# [PROBLEM DESCRIPTION]
Copy the lines below word for word, leaving out the picture.

---

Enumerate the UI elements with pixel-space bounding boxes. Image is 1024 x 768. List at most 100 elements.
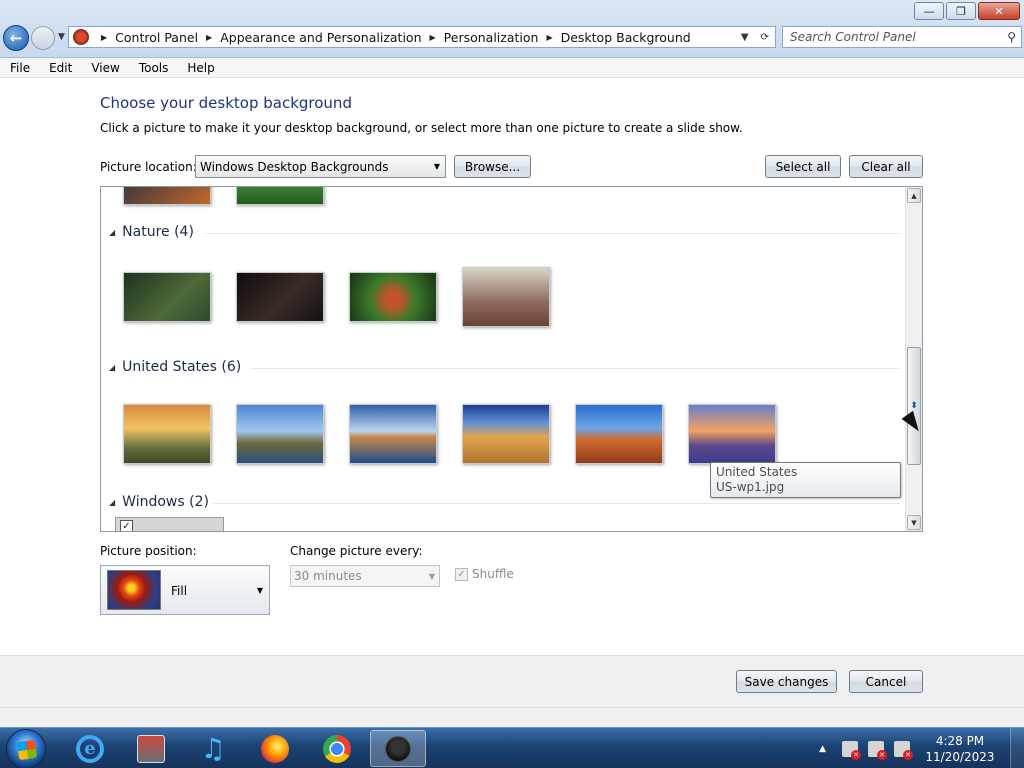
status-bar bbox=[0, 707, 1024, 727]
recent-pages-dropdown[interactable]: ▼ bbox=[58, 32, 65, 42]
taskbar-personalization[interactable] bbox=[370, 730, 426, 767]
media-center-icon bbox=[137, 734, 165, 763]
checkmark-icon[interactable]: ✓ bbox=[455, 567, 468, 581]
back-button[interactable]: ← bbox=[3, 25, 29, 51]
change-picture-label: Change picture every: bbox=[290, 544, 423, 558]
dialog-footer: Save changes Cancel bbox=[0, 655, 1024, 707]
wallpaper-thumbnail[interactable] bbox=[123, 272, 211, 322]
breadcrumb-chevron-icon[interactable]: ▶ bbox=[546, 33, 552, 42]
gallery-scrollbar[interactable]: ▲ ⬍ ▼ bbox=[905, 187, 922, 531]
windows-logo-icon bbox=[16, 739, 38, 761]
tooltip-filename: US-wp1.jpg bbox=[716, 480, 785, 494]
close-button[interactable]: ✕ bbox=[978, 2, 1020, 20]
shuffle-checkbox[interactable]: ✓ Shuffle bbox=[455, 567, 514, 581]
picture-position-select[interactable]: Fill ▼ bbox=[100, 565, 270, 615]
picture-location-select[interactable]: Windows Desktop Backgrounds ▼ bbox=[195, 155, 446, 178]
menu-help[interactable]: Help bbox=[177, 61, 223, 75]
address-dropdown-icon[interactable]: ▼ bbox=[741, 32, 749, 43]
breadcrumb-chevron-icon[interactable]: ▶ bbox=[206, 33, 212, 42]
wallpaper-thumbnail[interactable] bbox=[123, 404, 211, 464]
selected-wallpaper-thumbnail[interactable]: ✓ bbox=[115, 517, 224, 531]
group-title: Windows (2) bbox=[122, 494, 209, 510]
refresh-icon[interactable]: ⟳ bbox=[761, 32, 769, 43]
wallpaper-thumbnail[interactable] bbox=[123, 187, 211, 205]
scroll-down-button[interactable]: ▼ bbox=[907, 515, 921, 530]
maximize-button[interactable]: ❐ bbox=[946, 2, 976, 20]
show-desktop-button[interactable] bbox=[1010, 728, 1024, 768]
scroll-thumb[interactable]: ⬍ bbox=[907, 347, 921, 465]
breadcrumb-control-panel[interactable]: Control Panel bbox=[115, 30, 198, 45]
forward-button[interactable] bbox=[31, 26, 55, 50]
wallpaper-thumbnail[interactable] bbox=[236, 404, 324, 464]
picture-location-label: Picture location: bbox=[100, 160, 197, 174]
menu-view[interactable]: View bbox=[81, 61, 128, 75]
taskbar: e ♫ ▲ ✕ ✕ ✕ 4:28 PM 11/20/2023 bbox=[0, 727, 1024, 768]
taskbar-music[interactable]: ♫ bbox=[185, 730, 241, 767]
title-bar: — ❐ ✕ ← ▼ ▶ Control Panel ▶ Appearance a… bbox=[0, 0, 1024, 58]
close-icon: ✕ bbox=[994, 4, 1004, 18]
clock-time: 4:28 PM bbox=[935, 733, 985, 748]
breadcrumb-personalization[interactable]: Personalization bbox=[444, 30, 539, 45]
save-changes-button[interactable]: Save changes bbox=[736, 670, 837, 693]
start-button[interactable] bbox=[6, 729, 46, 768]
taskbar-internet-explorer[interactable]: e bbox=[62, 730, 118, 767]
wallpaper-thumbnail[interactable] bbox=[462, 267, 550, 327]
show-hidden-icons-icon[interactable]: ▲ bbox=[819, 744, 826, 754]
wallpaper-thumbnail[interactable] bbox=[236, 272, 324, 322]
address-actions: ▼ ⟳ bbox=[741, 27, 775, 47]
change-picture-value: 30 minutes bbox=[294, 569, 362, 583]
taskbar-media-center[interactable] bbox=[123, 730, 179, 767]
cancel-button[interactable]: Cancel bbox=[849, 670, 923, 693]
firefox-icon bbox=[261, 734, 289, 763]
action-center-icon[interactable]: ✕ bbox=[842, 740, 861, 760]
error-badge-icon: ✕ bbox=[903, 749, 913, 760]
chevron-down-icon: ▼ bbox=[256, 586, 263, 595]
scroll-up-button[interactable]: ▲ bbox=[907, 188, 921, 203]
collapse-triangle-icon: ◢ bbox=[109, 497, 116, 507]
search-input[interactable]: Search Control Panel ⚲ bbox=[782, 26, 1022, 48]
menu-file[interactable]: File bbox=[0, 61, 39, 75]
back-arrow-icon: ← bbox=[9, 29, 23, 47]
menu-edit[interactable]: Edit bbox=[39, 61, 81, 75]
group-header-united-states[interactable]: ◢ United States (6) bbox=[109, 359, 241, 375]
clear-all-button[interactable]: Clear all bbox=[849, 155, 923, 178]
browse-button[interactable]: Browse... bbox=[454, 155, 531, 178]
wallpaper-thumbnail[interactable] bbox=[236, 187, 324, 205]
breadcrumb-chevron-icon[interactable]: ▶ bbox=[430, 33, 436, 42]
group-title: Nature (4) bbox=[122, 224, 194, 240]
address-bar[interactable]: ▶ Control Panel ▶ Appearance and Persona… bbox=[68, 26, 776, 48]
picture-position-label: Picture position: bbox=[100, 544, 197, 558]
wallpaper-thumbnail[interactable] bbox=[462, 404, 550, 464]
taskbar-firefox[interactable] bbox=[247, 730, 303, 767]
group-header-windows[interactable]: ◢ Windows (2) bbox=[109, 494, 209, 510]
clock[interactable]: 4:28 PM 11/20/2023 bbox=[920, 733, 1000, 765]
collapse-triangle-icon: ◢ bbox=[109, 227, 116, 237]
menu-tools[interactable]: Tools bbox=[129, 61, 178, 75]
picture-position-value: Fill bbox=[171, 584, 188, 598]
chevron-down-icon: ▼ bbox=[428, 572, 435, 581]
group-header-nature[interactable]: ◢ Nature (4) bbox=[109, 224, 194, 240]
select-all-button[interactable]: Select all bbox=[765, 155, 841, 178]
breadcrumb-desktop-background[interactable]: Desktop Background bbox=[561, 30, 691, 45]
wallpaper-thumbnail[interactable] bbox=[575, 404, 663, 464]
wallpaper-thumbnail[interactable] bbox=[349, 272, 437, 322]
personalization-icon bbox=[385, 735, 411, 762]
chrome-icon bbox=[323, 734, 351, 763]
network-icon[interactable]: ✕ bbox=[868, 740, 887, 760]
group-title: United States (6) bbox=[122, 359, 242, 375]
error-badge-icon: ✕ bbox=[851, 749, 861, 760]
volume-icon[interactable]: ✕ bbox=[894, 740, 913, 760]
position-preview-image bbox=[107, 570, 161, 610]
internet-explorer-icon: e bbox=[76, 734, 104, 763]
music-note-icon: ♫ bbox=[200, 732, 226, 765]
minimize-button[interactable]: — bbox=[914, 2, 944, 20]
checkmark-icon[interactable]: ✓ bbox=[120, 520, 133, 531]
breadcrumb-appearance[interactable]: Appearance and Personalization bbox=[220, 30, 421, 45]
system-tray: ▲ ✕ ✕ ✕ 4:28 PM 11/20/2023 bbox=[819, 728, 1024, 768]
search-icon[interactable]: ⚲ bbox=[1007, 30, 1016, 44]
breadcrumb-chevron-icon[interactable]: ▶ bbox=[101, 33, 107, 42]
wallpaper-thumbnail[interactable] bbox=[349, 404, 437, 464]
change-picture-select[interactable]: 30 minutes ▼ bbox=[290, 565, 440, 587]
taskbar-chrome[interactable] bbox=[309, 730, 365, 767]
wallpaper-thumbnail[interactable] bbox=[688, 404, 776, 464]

---

# [RESPONSE TO THIS EXERCISE]
Enumerate the UI elements with pixel-space bounding boxes. Image is 1024 x 768. List at most 100 elements.
status-bar bbox=[0, 707, 1024, 727]
recent-pages-dropdown[interactable]: ▼ bbox=[58, 32, 65, 42]
taskbar-personalization[interactable] bbox=[370, 730, 426, 767]
media-center-icon bbox=[137, 734, 165, 763]
checkmark-icon[interactable]: ✓ bbox=[455, 567, 468, 581]
back-button[interactable]: ← bbox=[3, 25, 29, 51]
change-picture-label: Change picture every: bbox=[290, 544, 423, 558]
dialog-footer: Save changes Cancel bbox=[0, 655, 1024, 707]
wallpaper-thumbnail[interactable] bbox=[123, 272, 211, 322]
breadcrumb-chevron-icon[interactable]: ▶ bbox=[546, 33, 552, 42]
gallery-scrollbar[interactable]: ▲ ⬍ ▼ bbox=[905, 187, 922, 531]
windows-logo-icon bbox=[16, 739, 38, 761]
tooltip-filename: US-wp1.jpg bbox=[716, 480, 785, 494]
close-button[interactable]: ✕ bbox=[978, 2, 1020, 20]
shuffle-checkbox[interactable]: ✓ Shuffle bbox=[455, 567, 514, 581]
picture-position-select[interactable]: Fill ▼ bbox=[100, 565, 270, 615]
picture-location-select[interactable]: Windows Desktop Backgrounds ▼ bbox=[195, 155, 446, 178]
menu-help[interactable]: Help bbox=[177, 61, 223, 75]
address-dropdown-icon[interactable]: ▼ bbox=[741, 32, 749, 43]
breadcrumb-chevron-icon[interactable]: ▶ bbox=[206, 33, 212, 42]
wallpaper-thumbnail[interactable] bbox=[123, 404, 211, 464]
selected-wallpaper-thumbnail[interactable]: ✓ bbox=[115, 517, 224, 531]
group-title: Windows (2) bbox=[122, 494, 209, 510]
refresh-icon[interactable]: ⟳ bbox=[761, 32, 769, 43]
wallpaper-thumbnail[interactable] bbox=[123, 187, 211, 205]
scroll-down-button[interactable]: ▼ bbox=[907, 515, 921, 530]
maximize-button[interactable]: ❐ bbox=[946, 2, 976, 20]
show-desktop-button[interactable] bbox=[1010, 728, 1024, 768]
scroll-thumb[interactable]: ⬍ bbox=[907, 347, 921, 465]
breadcrumb-control-panel[interactable]: Control Panel bbox=[115, 30, 198, 45]
forward-button[interactable] bbox=[31, 26, 55, 50]
wallpaper-thumbnail[interactable] bbox=[236, 404, 324, 464]
picture-location-label: Picture location: bbox=[100, 160, 197, 174]
menu-view[interactable]: View bbox=[81, 61, 128, 75]
taskbar: e ♫ ▲ ✕ ✕ ✕ 4:28 PM 11/20/2023 bbox=[0, 727, 1024, 768]
taskbar-music[interactable]: ♫ bbox=[185, 730, 241, 767]
title-bar: — ❐ ✕ ← ▼ ▶ Control Panel ▶ Appearance a… bbox=[0, 0, 1024, 58]
close-icon: ✕ bbox=[994, 4, 1004, 18]
clock-time: 4:28 PM bbox=[935, 733, 985, 748]
breadcrumb-personalization[interactable]: Personalization bbox=[444, 30, 539, 45]
save-changes-button[interactable]: Save changes bbox=[736, 670, 837, 693]
start-button[interactable] bbox=[6, 729, 46, 768]
taskbar-internet-explorer[interactable]: e bbox=[62, 730, 118, 767]
wallpaper-thumbnail[interactable] bbox=[462, 267, 550, 327]
show-hidden-icons-icon[interactable]: ▲ bbox=[819, 744, 826, 754]
wallpaper-thumbnail[interactable] bbox=[236, 272, 324, 322]
address-actions: ▼ ⟳ bbox=[741, 27, 775, 47]
change-picture-value: 30 minutes bbox=[294, 569, 362, 583]
taskbar-media-center[interactable] bbox=[123, 730, 179, 767]
cancel-button[interactable]: Cancel bbox=[849, 670, 923, 693]
firefox-icon bbox=[261, 734, 289, 763]
action-center-icon[interactable]: ✕ bbox=[842, 740, 861, 760]
error-badge-icon: ✕ bbox=[903, 749, 913, 760]
chevron-down-icon: ▼ bbox=[256, 586, 263, 595]
scroll-up-button[interactable]: ▲ bbox=[907, 188, 921, 203]
collapse-triangle-icon: ◢ bbox=[109, 497, 116, 507]
search-input[interactable]: Search Control Panel ⚲ bbox=[782, 26, 1022, 48]
menu-file[interactable]: File bbox=[0, 61, 39, 75]
back-arrow-icon: ← bbox=[9, 29, 23, 47]
menu-edit[interactable]: Edit bbox=[39, 61, 81, 75]
group-header-united-states[interactable]: ◢ United States (6) bbox=[109, 359, 241, 375]
clear-all-button[interactable]: Clear all bbox=[849, 155, 923, 178]
browse-button[interactable]: Browse... bbox=[454, 155, 531, 178]
wallpaper-thumbnail[interactable] bbox=[236, 187, 324, 205]
breadcrumb-chevron-icon[interactable]: ▶ bbox=[430, 33, 436, 42]
group-title: Nature (4) bbox=[122, 224, 194, 240]
address-bar[interactable]: ▶ Control Panel ▶ Appearance and Persona… bbox=[68, 26, 776, 48]
picture-position-label: Picture position: bbox=[100, 544, 197, 558]
wallpaper-thumbnail[interactable] bbox=[462, 404, 550, 464]
taskbar-firefox[interactable] bbox=[247, 730, 303, 767]
group-header-windows[interactable]: ◢ Windows (2) bbox=[109, 494, 209, 510]
clock[interactable]: 4:28 PM 11/20/2023 bbox=[920, 733, 1000, 765]
collapse-triangle-icon: ◢ bbox=[109, 227, 116, 237]
menu-tools[interactable]: Tools bbox=[129, 61, 178, 75]
picture-position-value: Fill bbox=[171, 584, 188, 598]
chevron-down-icon: ▼ bbox=[428, 572, 435, 581]
group-header-nature[interactable]: ◢ Nature (4) bbox=[109, 224, 194, 240]
select-all-button[interactable]: Select all bbox=[765, 155, 841, 178]
breadcrumb-desktop-background[interactable]: Desktop Background bbox=[561, 30, 691, 45]
wallpaper-thumbnail[interactable] bbox=[575, 404, 663, 464]
wallpaper-thumbnail[interactable] bbox=[349, 272, 437, 322]
personalization-icon bbox=[385, 735, 411, 762]
chrome-icon bbox=[323, 734, 351, 763]
network-icon[interactable]: ✕ bbox=[868, 740, 887, 760]
group-title: United States (6) bbox=[122, 359, 242, 375]
error-badge-icon: ✕ bbox=[851, 749, 861, 760]
volume-icon[interactable]: ✕ bbox=[894, 740, 913, 760]
position-preview-image bbox=[107, 570, 161, 610]
internet-explorer-icon: e bbox=[76, 734, 104, 763]
music-note-icon: ♫ bbox=[200, 732, 226, 765]
minimize-button[interactable]: — bbox=[914, 2, 944, 20]
checkmark-icon[interactable]: ✓ bbox=[120, 520, 133, 531]
breadcrumb-appearance[interactable]: Appearance and Personalization bbox=[220, 30, 421, 45]
system-tray: ▲ ✕ ✕ ✕ 4:28 PM 11/20/2023 bbox=[819, 728, 1024, 768]
search-icon[interactable]: ⚲ bbox=[1007, 30, 1016, 44]
breadcrumb-chevron-icon[interactable]: ▶ bbox=[101, 33, 107, 42]
wallpaper-thumbnail[interactable] bbox=[349, 404, 437, 464]
change-picture-select[interactable]: 30 minutes ▼ bbox=[290, 565, 440, 587]
taskbar-chrome[interactable] bbox=[309, 730, 365, 767]
wallpaper-thumbnail[interactable] bbox=[688, 404, 776, 464]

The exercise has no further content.